(Exercise requirements) Set the data down again, exactly as it reads, but without the pictures.

::::::

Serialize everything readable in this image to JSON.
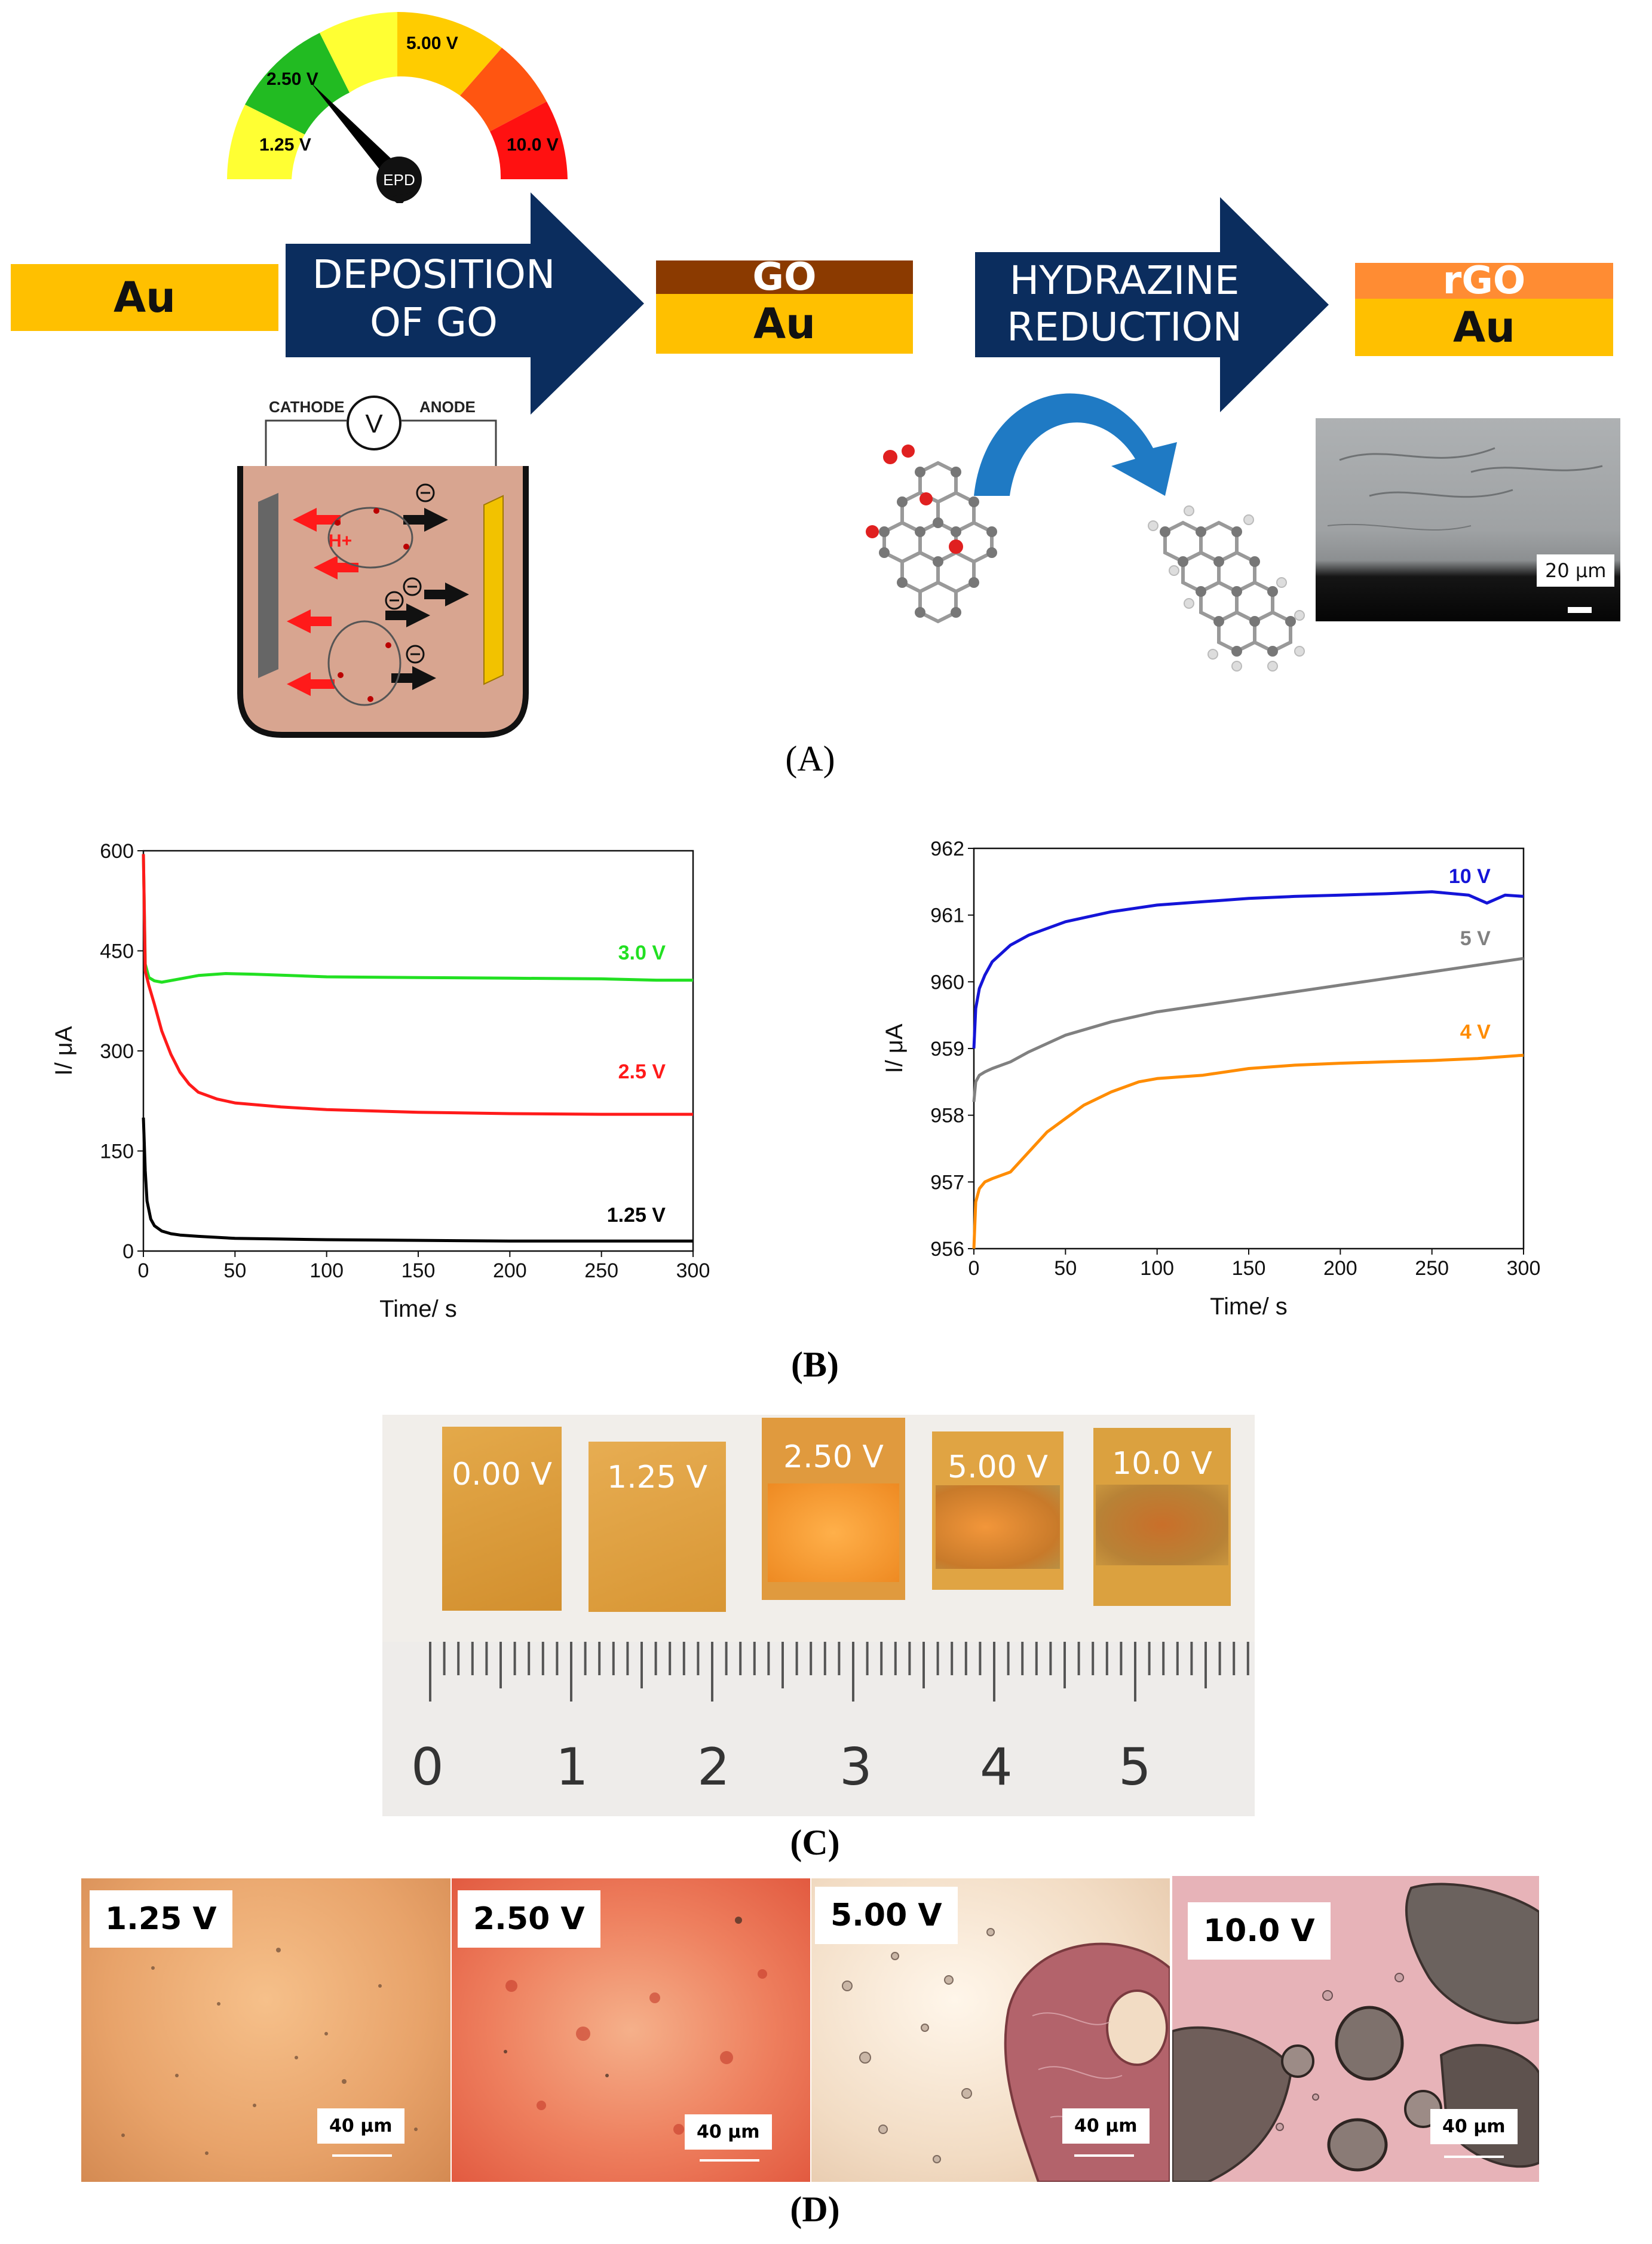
{
  "panelA": {
    "caption": "(A)",
    "gauge": {
      "labels": [
        "1.25 V",
        "2.50 V",
        "5.00 V",
        "10.0 V"
      ],
      "needle": "EPD"
    },
    "layers": {
      "au_bare": "Au",
      "go_top": "GO",
      "go_au": "Au",
      "rgo_top": "rGO",
      "rgo_au": "Au"
    },
    "arrow1": [
      "DEPOSITION",
      "OF GO"
    ],
    "arrow2": [
      "HYDRAZINE",
      "REDUCTION"
    ],
    "cell": {
      "cathode": "CATHODE",
      "anode": "ANODE",
      "voltmeter": "V",
      "proton": "H+"
    },
    "sem_scale": "20 μm"
  },
  "panelB": {
    "caption": "(B)"
  },
  "panelC": {
    "caption": "(C)",
    "chips": [
      "0.00 V",
      "1.25 V",
      "2.50 V",
      "5.00 V",
      "10.0 V"
    ],
    "ruler": [
      "0",
      "1",
      "2",
      "3",
      "4",
      "5"
    ]
  },
  "panelD": {
    "caption": "(D)",
    "images": [
      {
        "label": "1.25 V",
        "scale": "40 μm"
      },
      {
        "label": "2.50 V",
        "scale": "40 μm"
      },
      {
        "label": "5.00 V",
        "scale": "40 μm"
      },
      {
        "label": "10.0 V",
        "scale": "40 μm"
      }
    ]
  },
  "chart_data": [
    {
      "type": "line",
      "title": "",
      "xlabel": "Time/ s",
      "ylabel": "I/ μA",
      "xlim": [
        0,
        300
      ],
      "ylim": [
        0,
        600
      ],
      "xticks": [
        0,
        50,
        100,
        150,
        200,
        250,
        300
      ],
      "yticks": [
        0,
        150,
        300,
        450,
        600
      ],
      "series": [
        {
          "name": "3.0 V",
          "color": "#22e022",
          "x": [
            0,
            1,
            3,
            6,
            10,
            20,
            30,
            45,
            60,
            80,
            100,
            150,
            200,
            250,
            280,
            300
          ],
          "values": [
            595,
            430,
            410,
            405,
            403,
            408,
            413,
            416,
            415,
            413,
            411,
            410,
            409,
            408,
            406,
            406
          ]
        },
        {
          "name": "2.5 V",
          "color": "#ff1a1a",
          "x": [
            0,
            1,
            3,
            6,
            10,
            15,
            20,
            25,
            30,
            40,
            50,
            75,
            100,
            150,
            200,
            250,
            300
          ],
          "values": [
            595,
            420,
            398,
            370,
            330,
            295,
            268,
            250,
            238,
            228,
            222,
            216,
            212,
            208,
            206,
            205,
            205
          ]
        },
        {
          "name": "1.25 V",
          "color": "#000000",
          "x": [
            0,
            1,
            2,
            4,
            6,
            10,
            15,
            20,
            30,
            50,
            75,
            100,
            150,
            200,
            250,
            300
          ],
          "values": [
            200,
            120,
            75,
            48,
            38,
            30,
            26,
            24,
            22,
            19,
            18,
            17,
            16,
            15,
            15,
            15
          ]
        }
      ]
    },
    {
      "type": "line",
      "title": "",
      "xlabel": "Time/ s",
      "ylabel": "I/ μA",
      "xlim": [
        0,
        300
      ],
      "ylim": [
        956,
        962
      ],
      "xticks": [
        0,
        50,
        100,
        150,
        200,
        250,
        300
      ],
      "yticks": [
        956,
        957,
        958,
        959,
        960,
        961,
        962
      ],
      "series": [
        {
          "name": "10 V",
          "color": "#1414d8",
          "x": [
            0,
            1,
            3,
            6,
            10,
            20,
            30,
            50,
            75,
            100,
            125,
            150,
            175,
            200,
            225,
            250,
            270,
            280,
            290,
            300
          ],
          "values": [
            959.0,
            959.6,
            959.9,
            960.1,
            960.3,
            960.55,
            960.7,
            960.9,
            961.05,
            961.15,
            961.2,
            961.25,
            961.28,
            961.3,
            961.32,
            961.35,
            961.3,
            961.18,
            961.3,
            961.28
          ]
        },
        {
          "name": "5 V",
          "color": "#808080",
          "x": [
            0,
            1,
            3,
            6,
            10,
            20,
            30,
            50,
            75,
            100,
            125,
            150,
            175,
            200,
            225,
            250,
            275,
            300
          ],
          "values": [
            958.2,
            958.5,
            958.6,
            958.65,
            958.7,
            958.8,
            958.95,
            959.2,
            959.4,
            959.55,
            959.65,
            959.75,
            959.85,
            959.95,
            960.05,
            960.15,
            960.25,
            960.35
          ]
        },
        {
          "name": "4 V",
          "color": "#ff8c00",
          "x": [
            0,
            1,
            3,
            6,
            10,
            20,
            30,
            40,
            50,
            60,
            75,
            90,
            100,
            125,
            150,
            175,
            200,
            225,
            250,
            275,
            300
          ],
          "values": [
            956.0,
            956.7,
            956.9,
            957.0,
            957.05,
            957.15,
            957.45,
            957.75,
            957.95,
            958.15,
            958.35,
            958.5,
            958.55,
            958.6,
            958.7,
            958.75,
            958.78,
            958.8,
            958.82,
            958.85,
            958.9
          ]
        }
      ]
    }
  ]
}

::::::

(Output of the task)
Serialize everything readable in this image to JSON.
{
  "panelA": {
    "caption": "(A)",
    "gauge": {
      "labels": [
        "1.25 V",
        "2.50 V",
        "5.00 V",
        "10.0 V"
      ],
      "needle": "EPD"
    },
    "layers": {
      "au_bare": "Au",
      "go_top": "GO",
      "go_au": "Au",
      "rgo_top": "rGO",
      "rgo_au": "Au"
    },
    "arrow1": [
      "DEPOSITION",
      "OF GO"
    ],
    "arrow2": [
      "HYDRAZINE",
      "REDUCTION"
    ],
    "cell": {
      "cathode": "CATHODE",
      "anode": "ANODE",
      "voltmeter": "V",
      "proton": "H+"
    },
    "sem_scale": "20 μm"
  },
  "panelB": {
    "caption": "(B)"
  },
  "panelC": {
    "caption": "(C)",
    "chips": [
      "0.00 V",
      "1.25 V",
      "2.50 V",
      "5.00 V",
      "10.0 V"
    ],
    "ruler": [
      "0",
      "1",
      "2",
      "3",
      "4",
      "5"
    ]
  },
  "panelD": {
    "caption": "(D)",
    "images": [
      {
        "label": "1.25 V",
        "scale": "40 μm"
      },
      {
        "label": "2.50 V",
        "scale": "40 μm"
      },
      {
        "label": "5.00 V",
        "scale": "40 μm"
      },
      {
        "label": "10.0 V",
        "scale": "40 μm"
      }
    ]
  },
  "chart_data": [
    {
      "type": "line",
      "title": "",
      "xlabel": "Time/ s",
      "ylabel": "I/ μA",
      "xlim": [
        0,
        300
      ],
      "ylim": [
        0,
        600
      ],
      "xticks": [
        0,
        50,
        100,
        150,
        200,
        250,
        300
      ],
      "yticks": [
        0,
        150,
        300,
        450,
        600
      ],
      "series": [
        {
          "name": "3.0 V",
          "color": "#22e022",
          "x": [
            0,
            1,
            3,
            6,
            10,
            20,
            30,
            45,
            60,
            80,
            100,
            150,
            200,
            250,
            280,
            300
          ],
          "values": [
            595,
            430,
            410,
            405,
            403,
            408,
            413,
            416,
            415,
            413,
            411,
            410,
            409,
            408,
            406,
            406
          ]
        },
        {
          "name": "2.5 V",
          "color": "#ff1a1a",
          "x": [
            0,
            1,
            3,
            6,
            10,
            15,
            20,
            25,
            30,
            40,
            50,
            75,
            100,
            150,
            200,
            250,
            300
          ],
          "values": [
            595,
            420,
            398,
            370,
            330,
            295,
            268,
            250,
            238,
            228,
            222,
            216,
            212,
            208,
            206,
            205,
            205
          ]
        },
        {
          "name": "1.25 V",
          "color": "#000000",
          "x": [
            0,
            1,
            2,
            4,
            6,
            10,
            15,
            20,
            30,
            50,
            75,
            100,
            150,
            200,
            250,
            300
          ],
          "values": [
            200,
            120,
            75,
            48,
            38,
            30,
            26,
            24,
            22,
            19,
            18,
            17,
            16,
            15,
            15,
            15
          ]
        }
      ]
    },
    {
      "type": "line",
      "title": "",
      "xlabel": "Time/ s",
      "ylabel": "I/ μA",
      "xlim": [
        0,
        300
      ],
      "ylim": [
        956,
        962
      ],
      "xticks": [
        0,
        50,
        100,
        150,
        200,
        250,
        300
      ],
      "yticks": [
        956,
        957,
        958,
        959,
        960,
        961,
        962
      ],
      "series": [
        {
          "name": "10 V",
          "color": "#1414d8",
          "x": [
            0,
            1,
            3,
            6,
            10,
            20,
            30,
            50,
            75,
            100,
            125,
            150,
            175,
            200,
            225,
            250,
            270,
            280,
            290,
            300
          ],
          "values": [
            959.0,
            959.6,
            959.9,
            960.1,
            960.3,
            960.55,
            960.7,
            960.9,
            961.05,
            961.15,
            961.2,
            961.25,
            961.28,
            961.3,
            961.32,
            961.35,
            961.3,
            961.18,
            961.3,
            961.28
          ]
        },
        {
          "name": "5 V",
          "color": "#808080",
          "x": [
            0,
            1,
            3,
            6,
            10,
            20,
            30,
            50,
            75,
            100,
            125,
            150,
            175,
            200,
            225,
            250,
            275,
            300
          ],
          "values": [
            958.2,
            958.5,
            958.6,
            958.65,
            958.7,
            958.8,
            958.95,
            959.2,
            959.4,
            959.55,
            959.65,
            959.75,
            959.85,
            959.95,
            960.05,
            960.15,
            960.25,
            960.35
          ]
        },
        {
          "name": "4 V",
          "color": "#ff8c00",
          "x": [
            0,
            1,
            3,
            6,
            10,
            20,
            30,
            40,
            50,
            60,
            75,
            90,
            100,
            125,
            150,
            175,
            200,
            225,
            250,
            275,
            300
          ],
          "values": [
            956.0,
            956.7,
            956.9,
            957.0,
            957.05,
            957.15,
            957.45,
            957.75,
            957.95,
            958.15,
            958.35,
            958.5,
            958.55,
            958.6,
            958.7,
            958.75,
            958.78,
            958.8,
            958.82,
            958.85,
            958.9
          ]
        }
      ]
    }
  ]
}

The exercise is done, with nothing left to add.